Instructions to follow
Take every line that has the string "Computer" and copy it out.
------------------------------------------------
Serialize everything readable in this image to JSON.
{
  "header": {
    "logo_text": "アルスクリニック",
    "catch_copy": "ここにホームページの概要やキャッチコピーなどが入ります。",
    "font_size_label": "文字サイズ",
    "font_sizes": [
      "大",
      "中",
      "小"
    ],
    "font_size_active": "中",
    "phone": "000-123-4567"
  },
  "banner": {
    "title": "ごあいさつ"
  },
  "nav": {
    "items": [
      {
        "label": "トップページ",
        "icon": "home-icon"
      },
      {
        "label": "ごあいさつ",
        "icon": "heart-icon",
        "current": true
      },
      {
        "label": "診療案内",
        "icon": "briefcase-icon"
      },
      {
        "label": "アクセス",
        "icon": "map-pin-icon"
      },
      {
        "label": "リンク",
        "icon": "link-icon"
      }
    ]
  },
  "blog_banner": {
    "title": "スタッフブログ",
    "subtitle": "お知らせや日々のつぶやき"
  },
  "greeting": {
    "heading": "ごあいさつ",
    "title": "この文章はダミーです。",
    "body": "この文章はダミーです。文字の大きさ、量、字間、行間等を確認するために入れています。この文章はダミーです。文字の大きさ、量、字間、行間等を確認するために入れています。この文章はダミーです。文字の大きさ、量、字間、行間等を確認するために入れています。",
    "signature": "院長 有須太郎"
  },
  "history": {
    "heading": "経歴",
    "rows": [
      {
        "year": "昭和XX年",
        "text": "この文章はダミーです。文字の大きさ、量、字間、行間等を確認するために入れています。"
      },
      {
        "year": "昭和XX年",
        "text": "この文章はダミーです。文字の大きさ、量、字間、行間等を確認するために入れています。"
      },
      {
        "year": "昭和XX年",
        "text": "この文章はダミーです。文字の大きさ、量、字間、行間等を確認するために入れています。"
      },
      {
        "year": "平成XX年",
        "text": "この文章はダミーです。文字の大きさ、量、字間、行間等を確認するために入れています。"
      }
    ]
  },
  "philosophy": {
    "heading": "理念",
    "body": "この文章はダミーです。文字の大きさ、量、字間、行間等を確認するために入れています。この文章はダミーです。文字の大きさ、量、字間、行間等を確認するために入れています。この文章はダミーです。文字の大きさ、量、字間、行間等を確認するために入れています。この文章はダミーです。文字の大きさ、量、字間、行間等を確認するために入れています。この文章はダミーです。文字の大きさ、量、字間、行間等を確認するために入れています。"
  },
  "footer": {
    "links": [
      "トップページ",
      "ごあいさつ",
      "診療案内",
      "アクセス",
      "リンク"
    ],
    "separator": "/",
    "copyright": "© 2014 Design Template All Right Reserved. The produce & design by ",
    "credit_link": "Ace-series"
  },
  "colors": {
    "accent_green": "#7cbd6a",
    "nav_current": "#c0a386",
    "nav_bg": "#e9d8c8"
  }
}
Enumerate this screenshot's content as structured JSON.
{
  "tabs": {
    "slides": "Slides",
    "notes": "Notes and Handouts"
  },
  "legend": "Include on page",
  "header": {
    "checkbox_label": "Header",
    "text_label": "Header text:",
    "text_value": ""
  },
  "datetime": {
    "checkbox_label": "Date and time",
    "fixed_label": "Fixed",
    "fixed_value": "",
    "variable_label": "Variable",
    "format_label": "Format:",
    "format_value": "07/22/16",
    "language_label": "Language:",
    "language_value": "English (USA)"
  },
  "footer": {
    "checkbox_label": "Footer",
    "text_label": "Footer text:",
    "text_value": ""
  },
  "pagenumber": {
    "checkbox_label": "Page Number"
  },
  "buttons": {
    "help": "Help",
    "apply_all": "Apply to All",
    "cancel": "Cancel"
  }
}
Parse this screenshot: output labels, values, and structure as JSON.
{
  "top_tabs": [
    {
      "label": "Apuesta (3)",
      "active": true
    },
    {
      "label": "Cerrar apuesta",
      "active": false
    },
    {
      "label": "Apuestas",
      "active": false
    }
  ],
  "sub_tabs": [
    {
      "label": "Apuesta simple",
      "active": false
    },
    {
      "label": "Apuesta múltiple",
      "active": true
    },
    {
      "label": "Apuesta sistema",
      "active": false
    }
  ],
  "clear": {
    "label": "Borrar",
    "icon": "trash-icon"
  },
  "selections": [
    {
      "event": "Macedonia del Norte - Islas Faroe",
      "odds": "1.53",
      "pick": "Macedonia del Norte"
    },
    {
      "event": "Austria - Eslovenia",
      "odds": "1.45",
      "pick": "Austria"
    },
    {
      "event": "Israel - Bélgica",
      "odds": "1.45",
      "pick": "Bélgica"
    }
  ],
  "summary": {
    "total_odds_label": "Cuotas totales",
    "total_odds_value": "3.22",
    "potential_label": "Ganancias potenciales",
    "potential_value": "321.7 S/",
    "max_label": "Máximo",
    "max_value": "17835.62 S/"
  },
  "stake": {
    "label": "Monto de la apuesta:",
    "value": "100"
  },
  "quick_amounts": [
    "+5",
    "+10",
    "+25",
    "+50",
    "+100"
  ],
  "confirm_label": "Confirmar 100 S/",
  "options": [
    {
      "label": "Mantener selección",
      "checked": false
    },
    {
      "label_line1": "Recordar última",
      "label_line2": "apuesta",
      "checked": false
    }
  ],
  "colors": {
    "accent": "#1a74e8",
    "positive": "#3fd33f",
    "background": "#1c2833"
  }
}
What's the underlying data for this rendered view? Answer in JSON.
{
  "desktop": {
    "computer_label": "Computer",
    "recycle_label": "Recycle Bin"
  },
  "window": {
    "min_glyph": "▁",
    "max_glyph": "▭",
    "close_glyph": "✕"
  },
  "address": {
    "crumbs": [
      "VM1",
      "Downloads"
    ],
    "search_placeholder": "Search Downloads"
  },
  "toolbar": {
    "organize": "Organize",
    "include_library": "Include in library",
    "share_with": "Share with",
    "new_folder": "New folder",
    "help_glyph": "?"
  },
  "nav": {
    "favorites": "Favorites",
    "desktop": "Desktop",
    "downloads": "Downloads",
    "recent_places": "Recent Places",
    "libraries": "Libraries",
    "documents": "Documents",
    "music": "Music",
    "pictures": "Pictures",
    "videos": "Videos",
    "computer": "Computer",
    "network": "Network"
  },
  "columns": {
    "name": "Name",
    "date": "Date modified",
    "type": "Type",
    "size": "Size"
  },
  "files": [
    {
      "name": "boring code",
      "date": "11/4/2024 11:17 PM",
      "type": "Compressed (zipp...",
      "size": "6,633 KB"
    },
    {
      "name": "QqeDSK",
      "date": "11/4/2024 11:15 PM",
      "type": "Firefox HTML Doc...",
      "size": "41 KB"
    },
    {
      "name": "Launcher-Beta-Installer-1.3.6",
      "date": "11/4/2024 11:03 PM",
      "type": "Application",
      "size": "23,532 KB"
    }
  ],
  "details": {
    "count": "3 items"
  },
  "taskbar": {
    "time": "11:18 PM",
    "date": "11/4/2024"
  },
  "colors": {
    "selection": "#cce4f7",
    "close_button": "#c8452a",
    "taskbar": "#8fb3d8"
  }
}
------------------------------------------------
Solution for this exercise
    "computer_label": "Computer",
    "computer": "Computer",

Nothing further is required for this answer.